-- Start of Stored data --

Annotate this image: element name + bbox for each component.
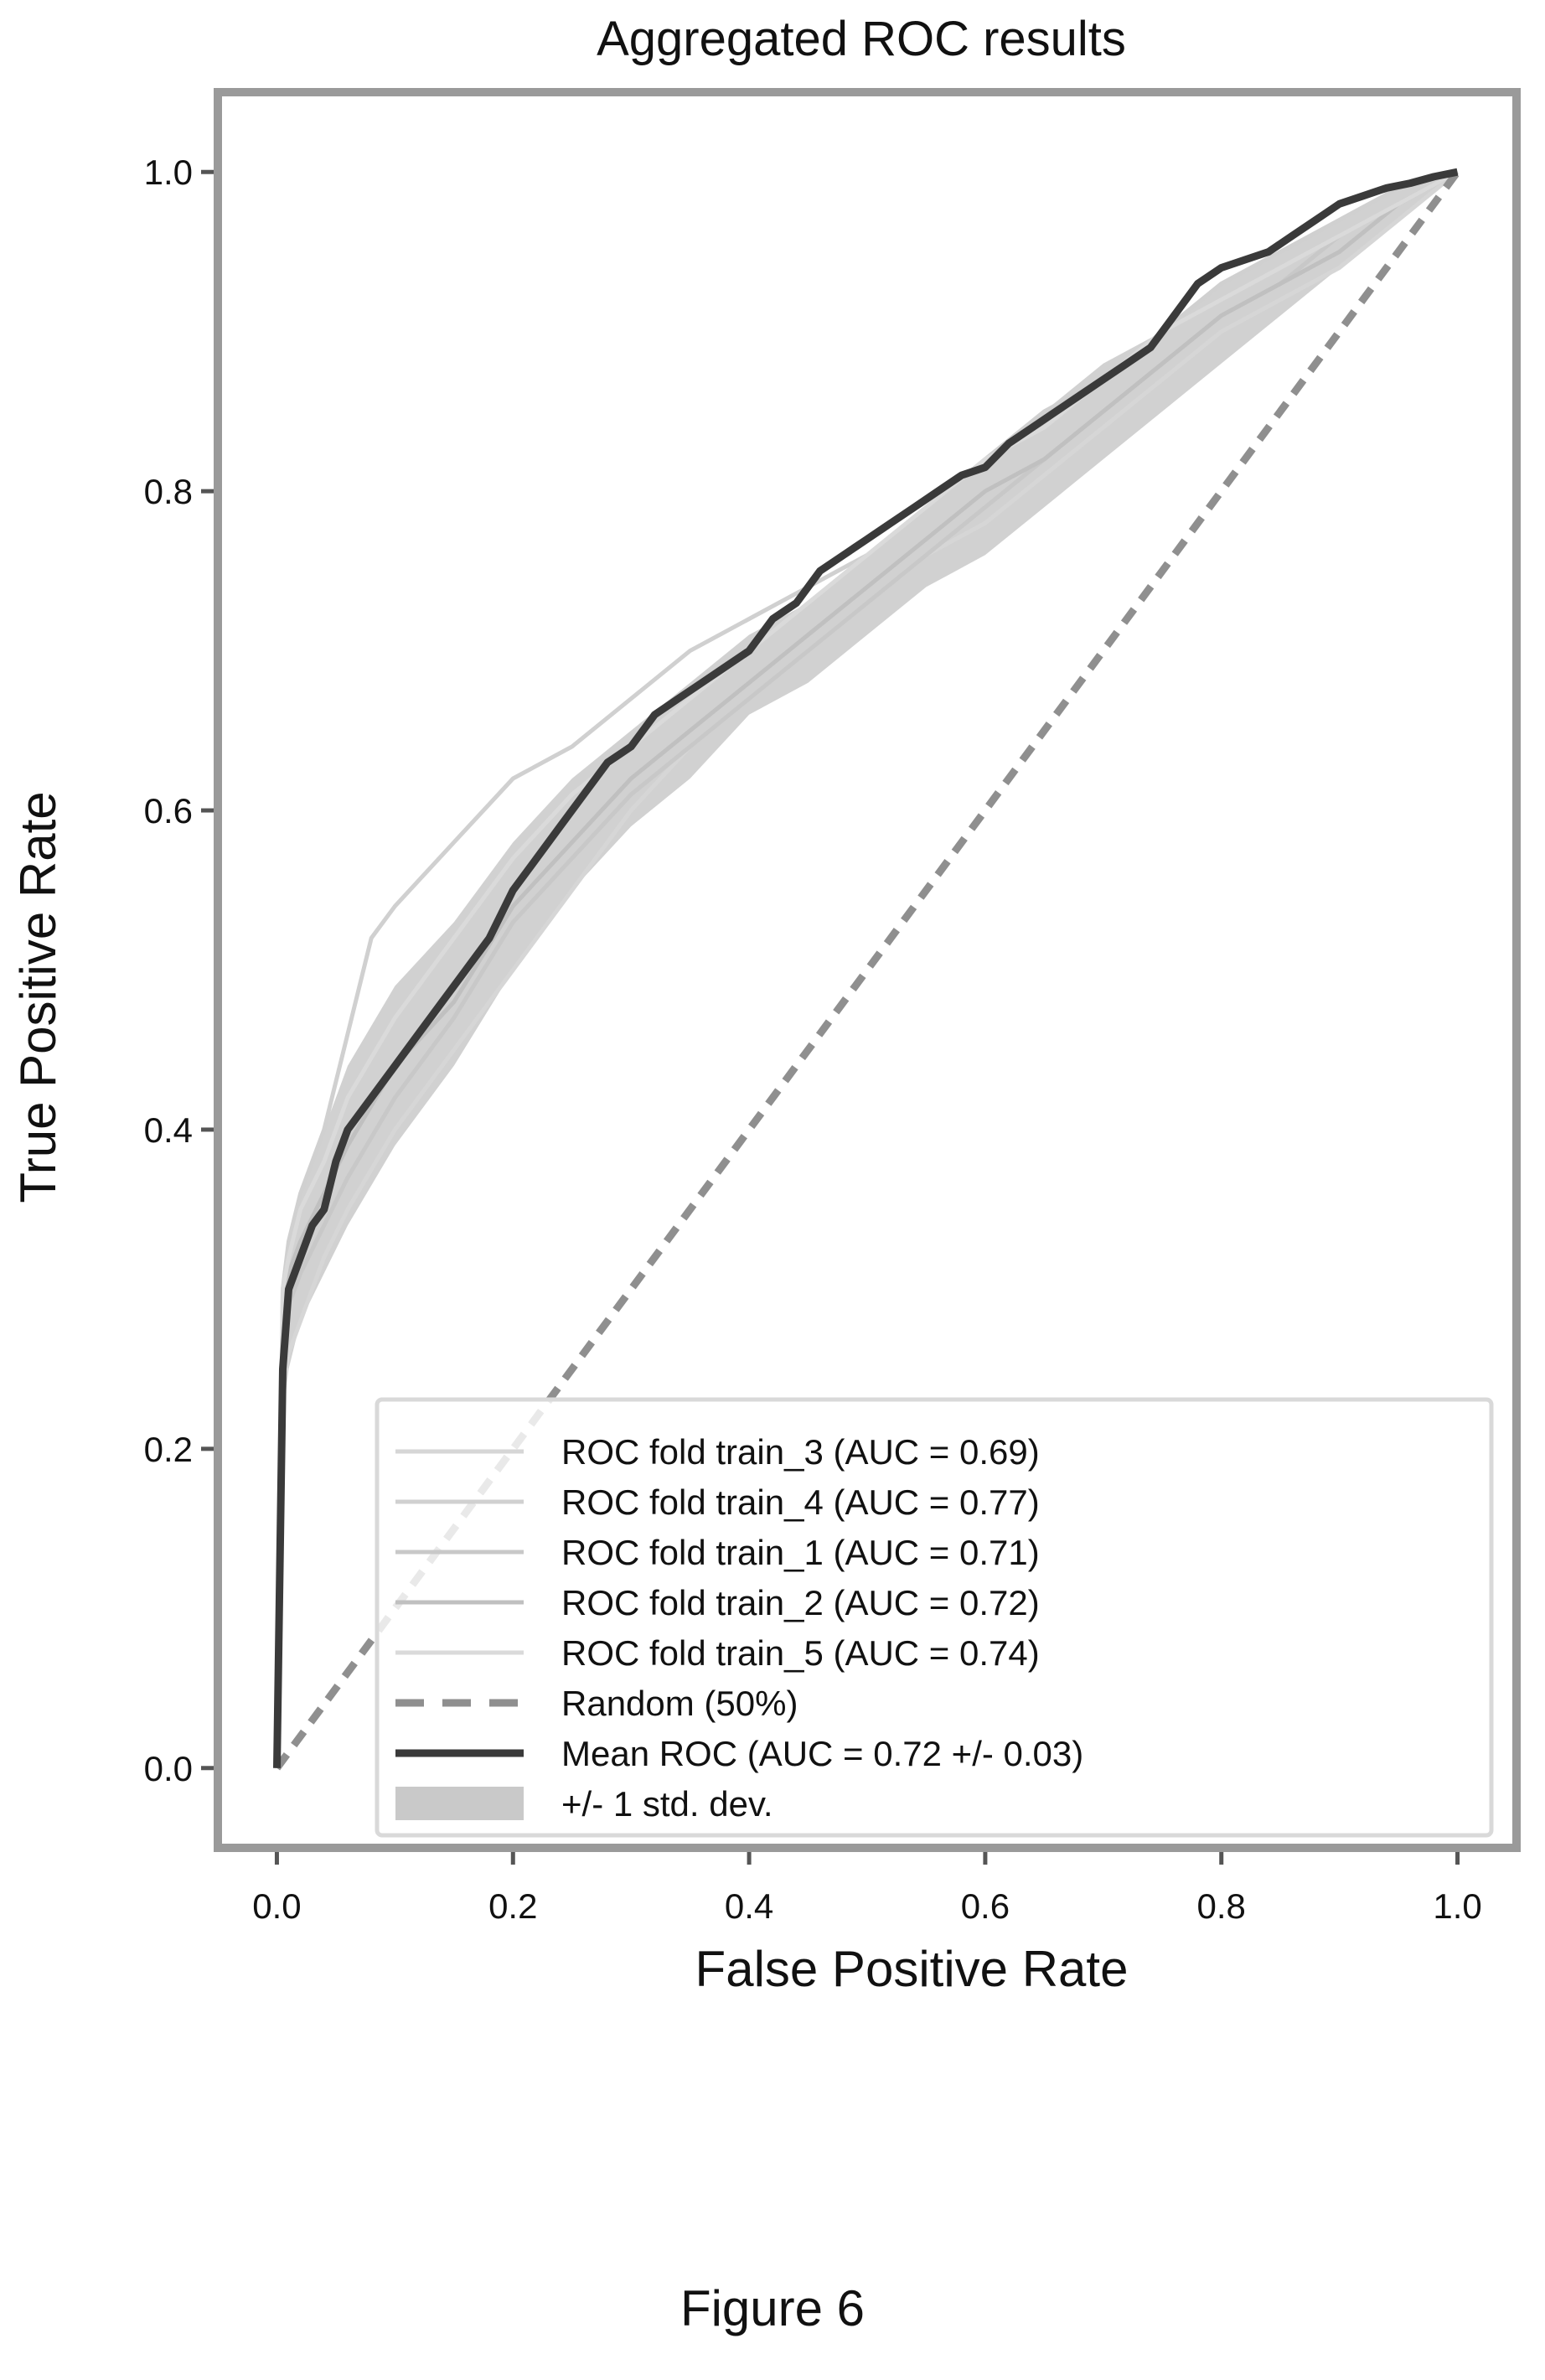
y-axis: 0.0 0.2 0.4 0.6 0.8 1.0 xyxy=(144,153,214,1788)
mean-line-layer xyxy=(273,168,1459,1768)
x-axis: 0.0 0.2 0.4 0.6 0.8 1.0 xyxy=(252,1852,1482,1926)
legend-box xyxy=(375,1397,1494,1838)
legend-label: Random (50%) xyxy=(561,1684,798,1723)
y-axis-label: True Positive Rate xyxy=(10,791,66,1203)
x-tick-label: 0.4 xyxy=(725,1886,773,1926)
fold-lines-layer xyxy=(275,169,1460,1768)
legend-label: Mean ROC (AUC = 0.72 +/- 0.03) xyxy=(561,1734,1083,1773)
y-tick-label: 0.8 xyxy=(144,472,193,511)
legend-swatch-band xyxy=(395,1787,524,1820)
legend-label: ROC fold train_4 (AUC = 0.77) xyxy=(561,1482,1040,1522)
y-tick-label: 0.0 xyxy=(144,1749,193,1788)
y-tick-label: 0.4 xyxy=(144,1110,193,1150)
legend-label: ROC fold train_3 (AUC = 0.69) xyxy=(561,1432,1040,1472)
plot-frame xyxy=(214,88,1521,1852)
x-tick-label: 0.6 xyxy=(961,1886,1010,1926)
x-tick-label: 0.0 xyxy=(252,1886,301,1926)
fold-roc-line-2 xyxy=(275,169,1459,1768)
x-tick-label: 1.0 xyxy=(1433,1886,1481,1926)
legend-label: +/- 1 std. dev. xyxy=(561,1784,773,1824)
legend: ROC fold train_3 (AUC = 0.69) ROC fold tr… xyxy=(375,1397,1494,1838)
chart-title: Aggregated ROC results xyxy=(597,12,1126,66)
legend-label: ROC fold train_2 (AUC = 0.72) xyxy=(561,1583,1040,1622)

-- End of Stored data --

Work required:
Copy the rows exactly, starting with the line that contains "y-axis: 0.0 0.2" and going on through the line that contains "legend-label: Mean ROC".

Reply:
y-axis: 0.0 0.2 0.4 0.6 0.8 1.0 xyxy=(144,153,214,1788)
mean-line-layer xyxy=(273,168,1459,1768)
x-axis: 0.0 0.2 0.4 0.6 0.8 1.0 xyxy=(252,1852,1482,1926)
legend-box xyxy=(375,1397,1494,1838)
legend-label: Random (50%) xyxy=(561,1684,798,1723)
y-axis-label: True Positive Rate xyxy=(10,791,66,1203)
x-tick-label: 0.4 xyxy=(725,1886,773,1926)
fold-lines-layer xyxy=(275,169,1460,1768)
legend-label: Mean ROC (AUC = 0.72 +/- 0.03) xyxy=(561,1734,1083,1773)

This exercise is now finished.